Pick out the lines containing "parameters".

..............................

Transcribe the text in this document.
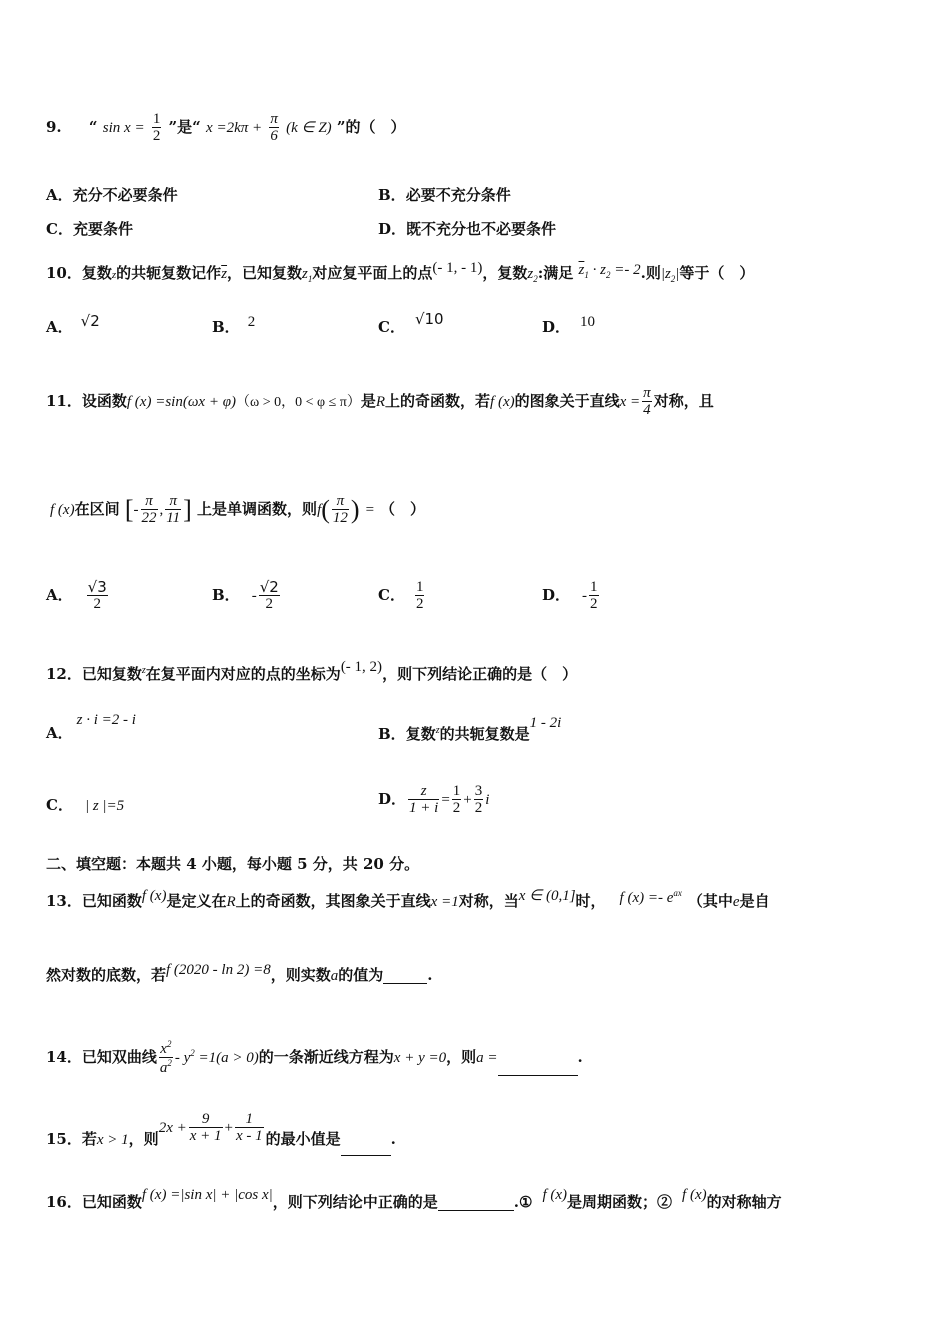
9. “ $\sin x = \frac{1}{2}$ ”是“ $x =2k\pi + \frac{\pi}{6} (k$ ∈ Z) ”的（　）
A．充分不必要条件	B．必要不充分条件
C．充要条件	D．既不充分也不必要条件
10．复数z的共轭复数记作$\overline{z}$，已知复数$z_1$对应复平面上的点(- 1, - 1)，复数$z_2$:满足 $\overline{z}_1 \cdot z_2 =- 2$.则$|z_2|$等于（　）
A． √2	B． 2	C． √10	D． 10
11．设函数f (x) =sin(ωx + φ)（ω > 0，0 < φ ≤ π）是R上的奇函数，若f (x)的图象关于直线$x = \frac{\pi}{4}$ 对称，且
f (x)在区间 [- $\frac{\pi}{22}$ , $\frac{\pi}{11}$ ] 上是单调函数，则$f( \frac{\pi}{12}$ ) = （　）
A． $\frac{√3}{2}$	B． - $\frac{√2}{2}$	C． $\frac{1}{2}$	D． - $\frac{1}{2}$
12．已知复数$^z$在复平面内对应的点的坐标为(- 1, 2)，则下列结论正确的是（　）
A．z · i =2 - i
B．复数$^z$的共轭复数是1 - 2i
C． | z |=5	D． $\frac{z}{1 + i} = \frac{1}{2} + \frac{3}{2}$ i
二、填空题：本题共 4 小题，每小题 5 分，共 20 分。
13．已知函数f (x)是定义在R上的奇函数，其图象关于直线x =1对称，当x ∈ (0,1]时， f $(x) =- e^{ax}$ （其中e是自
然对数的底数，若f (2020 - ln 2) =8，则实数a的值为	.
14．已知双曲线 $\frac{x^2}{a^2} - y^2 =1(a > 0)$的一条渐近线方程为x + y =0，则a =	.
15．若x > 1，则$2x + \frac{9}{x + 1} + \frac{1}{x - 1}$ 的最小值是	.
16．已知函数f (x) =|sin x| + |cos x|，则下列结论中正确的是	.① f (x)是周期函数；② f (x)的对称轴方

..............................

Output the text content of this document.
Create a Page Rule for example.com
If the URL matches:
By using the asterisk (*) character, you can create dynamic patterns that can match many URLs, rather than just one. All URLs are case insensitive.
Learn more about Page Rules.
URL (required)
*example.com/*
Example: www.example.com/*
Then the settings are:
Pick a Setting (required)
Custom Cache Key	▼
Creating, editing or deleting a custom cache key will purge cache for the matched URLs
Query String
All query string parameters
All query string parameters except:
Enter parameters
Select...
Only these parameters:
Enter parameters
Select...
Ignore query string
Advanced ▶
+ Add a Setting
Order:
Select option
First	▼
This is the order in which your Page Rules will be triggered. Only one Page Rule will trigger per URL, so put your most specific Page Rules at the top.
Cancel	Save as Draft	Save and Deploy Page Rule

..............................

Task solution:
All query string parameters
All query string parameters except:
Enter parameters
Only these parameters:
Enter parameters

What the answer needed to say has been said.